→ The problem: From the listing below, pull out every line that contains the string "banner".

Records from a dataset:
____
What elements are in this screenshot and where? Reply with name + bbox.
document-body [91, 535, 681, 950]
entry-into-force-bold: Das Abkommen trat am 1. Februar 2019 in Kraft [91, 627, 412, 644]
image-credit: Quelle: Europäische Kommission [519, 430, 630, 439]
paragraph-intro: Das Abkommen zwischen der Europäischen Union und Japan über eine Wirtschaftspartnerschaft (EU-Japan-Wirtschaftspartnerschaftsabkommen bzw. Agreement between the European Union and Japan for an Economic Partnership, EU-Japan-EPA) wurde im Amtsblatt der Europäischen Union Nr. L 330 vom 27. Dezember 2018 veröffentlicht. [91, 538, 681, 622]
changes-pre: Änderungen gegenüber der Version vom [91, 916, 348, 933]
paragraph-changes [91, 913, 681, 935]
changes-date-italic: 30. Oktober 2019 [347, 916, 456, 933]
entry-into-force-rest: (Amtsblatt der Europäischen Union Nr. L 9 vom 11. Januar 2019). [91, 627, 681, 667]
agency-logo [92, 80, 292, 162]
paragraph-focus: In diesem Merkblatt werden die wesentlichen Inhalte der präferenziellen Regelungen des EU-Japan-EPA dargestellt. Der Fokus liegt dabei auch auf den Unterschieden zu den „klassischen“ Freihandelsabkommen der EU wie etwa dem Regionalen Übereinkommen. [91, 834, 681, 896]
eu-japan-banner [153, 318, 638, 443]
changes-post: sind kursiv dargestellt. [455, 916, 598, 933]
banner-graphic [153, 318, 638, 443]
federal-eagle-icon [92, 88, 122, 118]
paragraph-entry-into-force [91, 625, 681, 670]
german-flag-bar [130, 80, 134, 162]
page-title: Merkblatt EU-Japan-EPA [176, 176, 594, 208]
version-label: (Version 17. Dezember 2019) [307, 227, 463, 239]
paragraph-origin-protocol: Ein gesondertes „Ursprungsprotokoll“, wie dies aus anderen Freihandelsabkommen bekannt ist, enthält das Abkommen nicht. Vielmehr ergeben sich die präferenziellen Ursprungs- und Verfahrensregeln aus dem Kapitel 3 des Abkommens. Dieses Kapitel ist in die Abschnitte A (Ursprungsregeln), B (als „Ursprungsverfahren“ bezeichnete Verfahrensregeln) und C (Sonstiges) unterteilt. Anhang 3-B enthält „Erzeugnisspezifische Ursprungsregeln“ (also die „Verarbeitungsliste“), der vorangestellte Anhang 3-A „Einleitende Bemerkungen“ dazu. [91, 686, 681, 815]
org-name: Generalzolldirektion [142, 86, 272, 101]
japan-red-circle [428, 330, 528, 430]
____
→ Solution to this problem:
eu-japan-banner [153, 318, 638, 443]
banner-graphic [153, 318, 638, 443]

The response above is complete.